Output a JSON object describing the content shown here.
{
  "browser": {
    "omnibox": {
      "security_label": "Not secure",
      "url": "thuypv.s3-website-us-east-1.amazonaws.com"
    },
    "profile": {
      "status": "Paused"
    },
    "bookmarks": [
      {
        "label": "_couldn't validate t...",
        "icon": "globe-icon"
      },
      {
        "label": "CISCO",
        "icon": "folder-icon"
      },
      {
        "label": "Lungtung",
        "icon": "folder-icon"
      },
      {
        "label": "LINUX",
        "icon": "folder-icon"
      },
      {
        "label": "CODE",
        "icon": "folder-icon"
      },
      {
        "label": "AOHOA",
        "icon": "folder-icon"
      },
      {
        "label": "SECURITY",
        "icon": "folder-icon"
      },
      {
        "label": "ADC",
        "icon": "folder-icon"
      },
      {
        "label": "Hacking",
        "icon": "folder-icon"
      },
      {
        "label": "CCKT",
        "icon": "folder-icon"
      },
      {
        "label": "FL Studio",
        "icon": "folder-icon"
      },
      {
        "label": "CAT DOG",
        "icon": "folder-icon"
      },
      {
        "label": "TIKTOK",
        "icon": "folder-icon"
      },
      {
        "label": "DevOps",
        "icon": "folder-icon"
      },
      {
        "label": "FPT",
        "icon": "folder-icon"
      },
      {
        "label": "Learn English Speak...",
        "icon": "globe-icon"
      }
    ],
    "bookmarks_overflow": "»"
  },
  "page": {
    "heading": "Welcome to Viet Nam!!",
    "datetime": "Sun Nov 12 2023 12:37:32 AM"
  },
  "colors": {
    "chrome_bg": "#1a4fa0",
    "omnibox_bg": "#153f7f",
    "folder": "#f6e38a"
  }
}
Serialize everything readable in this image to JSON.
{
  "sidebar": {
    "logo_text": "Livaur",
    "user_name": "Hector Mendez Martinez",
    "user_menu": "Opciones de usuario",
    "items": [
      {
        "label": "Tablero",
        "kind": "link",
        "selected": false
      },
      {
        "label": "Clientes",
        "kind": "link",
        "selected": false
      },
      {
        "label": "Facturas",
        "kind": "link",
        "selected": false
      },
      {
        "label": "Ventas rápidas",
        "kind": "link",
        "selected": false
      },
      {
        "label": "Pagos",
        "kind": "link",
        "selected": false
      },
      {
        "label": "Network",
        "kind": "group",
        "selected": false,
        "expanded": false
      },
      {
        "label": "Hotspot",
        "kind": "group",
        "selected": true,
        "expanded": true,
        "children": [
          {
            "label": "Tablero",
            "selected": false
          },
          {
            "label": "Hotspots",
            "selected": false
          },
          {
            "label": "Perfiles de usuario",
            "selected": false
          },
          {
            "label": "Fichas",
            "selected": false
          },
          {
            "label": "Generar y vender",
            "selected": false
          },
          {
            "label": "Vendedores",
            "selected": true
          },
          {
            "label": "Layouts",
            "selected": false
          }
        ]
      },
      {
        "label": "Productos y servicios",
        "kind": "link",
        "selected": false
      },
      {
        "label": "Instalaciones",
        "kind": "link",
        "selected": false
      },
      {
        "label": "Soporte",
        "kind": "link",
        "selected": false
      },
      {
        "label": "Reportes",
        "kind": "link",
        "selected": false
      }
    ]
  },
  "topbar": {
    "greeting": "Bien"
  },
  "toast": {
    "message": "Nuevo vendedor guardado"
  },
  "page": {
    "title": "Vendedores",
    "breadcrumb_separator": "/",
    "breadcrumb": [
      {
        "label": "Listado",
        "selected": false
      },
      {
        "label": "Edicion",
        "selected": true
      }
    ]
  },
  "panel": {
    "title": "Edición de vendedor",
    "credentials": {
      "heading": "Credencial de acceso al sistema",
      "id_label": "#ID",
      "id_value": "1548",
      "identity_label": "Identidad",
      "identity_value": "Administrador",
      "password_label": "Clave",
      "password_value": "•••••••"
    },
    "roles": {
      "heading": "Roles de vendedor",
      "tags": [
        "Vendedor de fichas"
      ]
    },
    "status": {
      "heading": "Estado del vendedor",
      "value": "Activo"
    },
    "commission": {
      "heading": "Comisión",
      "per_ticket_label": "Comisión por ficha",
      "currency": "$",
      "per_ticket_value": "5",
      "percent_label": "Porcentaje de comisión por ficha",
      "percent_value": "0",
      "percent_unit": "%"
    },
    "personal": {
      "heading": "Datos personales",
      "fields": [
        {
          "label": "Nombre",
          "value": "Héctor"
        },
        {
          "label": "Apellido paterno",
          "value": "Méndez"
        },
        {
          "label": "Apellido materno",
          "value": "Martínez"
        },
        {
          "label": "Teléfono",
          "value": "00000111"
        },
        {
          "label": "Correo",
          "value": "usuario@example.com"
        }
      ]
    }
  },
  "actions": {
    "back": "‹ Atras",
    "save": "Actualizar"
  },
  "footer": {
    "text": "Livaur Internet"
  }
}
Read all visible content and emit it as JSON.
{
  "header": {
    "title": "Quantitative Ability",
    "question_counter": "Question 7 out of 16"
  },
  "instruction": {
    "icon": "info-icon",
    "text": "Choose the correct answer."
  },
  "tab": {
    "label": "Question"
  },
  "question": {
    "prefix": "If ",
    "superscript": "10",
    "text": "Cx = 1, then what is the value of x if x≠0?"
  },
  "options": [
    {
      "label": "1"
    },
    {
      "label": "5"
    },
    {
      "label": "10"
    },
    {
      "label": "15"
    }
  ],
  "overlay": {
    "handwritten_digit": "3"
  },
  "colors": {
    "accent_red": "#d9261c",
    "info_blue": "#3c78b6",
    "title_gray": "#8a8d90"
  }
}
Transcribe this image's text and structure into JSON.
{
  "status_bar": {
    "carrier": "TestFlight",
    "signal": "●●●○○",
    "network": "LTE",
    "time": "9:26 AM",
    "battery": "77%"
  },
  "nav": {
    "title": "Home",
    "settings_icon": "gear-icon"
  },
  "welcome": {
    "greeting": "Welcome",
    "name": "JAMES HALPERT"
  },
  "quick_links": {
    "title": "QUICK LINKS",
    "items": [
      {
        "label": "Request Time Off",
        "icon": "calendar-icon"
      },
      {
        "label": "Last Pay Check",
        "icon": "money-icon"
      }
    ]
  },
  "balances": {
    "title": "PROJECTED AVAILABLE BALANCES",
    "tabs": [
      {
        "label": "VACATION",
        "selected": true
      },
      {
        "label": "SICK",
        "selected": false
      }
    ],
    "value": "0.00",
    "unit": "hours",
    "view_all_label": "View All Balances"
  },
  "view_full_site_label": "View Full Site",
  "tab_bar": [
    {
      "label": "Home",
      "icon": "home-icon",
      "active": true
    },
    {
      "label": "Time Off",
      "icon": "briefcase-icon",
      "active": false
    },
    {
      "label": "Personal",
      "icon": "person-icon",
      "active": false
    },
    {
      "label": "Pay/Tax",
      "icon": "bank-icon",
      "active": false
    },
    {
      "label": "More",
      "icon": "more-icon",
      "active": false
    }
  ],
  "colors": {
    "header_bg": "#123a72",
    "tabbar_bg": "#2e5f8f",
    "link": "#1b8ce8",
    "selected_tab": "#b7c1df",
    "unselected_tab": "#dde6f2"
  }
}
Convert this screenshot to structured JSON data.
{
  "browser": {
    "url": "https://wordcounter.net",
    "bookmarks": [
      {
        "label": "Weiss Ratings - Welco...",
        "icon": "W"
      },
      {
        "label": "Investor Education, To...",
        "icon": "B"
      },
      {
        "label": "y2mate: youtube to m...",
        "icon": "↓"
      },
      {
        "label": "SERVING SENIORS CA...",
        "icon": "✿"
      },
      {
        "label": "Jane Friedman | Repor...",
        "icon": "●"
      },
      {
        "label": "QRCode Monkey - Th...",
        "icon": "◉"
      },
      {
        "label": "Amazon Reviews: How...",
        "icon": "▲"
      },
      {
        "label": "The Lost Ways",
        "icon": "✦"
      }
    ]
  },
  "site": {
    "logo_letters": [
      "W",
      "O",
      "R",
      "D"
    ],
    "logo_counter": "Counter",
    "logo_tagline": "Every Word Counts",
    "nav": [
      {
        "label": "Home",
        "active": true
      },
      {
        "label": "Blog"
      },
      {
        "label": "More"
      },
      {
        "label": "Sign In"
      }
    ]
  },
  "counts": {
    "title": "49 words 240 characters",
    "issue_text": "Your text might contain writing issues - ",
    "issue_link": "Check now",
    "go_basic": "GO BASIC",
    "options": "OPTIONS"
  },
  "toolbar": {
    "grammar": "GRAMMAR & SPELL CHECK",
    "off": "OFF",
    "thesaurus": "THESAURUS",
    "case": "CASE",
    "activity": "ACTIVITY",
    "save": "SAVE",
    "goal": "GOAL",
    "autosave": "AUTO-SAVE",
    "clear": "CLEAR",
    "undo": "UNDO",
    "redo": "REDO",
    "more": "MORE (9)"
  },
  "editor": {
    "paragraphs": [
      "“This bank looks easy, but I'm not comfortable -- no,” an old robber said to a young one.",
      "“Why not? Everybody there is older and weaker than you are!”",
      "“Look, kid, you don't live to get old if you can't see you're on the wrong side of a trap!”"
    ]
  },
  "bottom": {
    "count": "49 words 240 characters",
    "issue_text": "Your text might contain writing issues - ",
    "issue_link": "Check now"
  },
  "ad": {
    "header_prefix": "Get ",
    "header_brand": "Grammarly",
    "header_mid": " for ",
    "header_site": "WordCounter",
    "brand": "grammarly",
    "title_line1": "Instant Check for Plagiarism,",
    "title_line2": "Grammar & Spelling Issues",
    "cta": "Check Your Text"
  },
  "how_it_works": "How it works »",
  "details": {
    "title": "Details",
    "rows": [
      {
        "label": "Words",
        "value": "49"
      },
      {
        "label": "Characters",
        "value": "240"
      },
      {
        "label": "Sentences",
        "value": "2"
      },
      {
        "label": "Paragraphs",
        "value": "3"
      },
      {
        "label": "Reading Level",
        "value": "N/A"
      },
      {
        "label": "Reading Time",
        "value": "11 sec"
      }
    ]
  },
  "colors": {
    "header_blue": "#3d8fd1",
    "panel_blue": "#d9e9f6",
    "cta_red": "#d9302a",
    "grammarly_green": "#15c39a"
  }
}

▶ [What is needed] From the entries above, copy every line that holds the word "Reading".

▶ [The output]
        "label": "Reading Level",
        "label": "Reading Time",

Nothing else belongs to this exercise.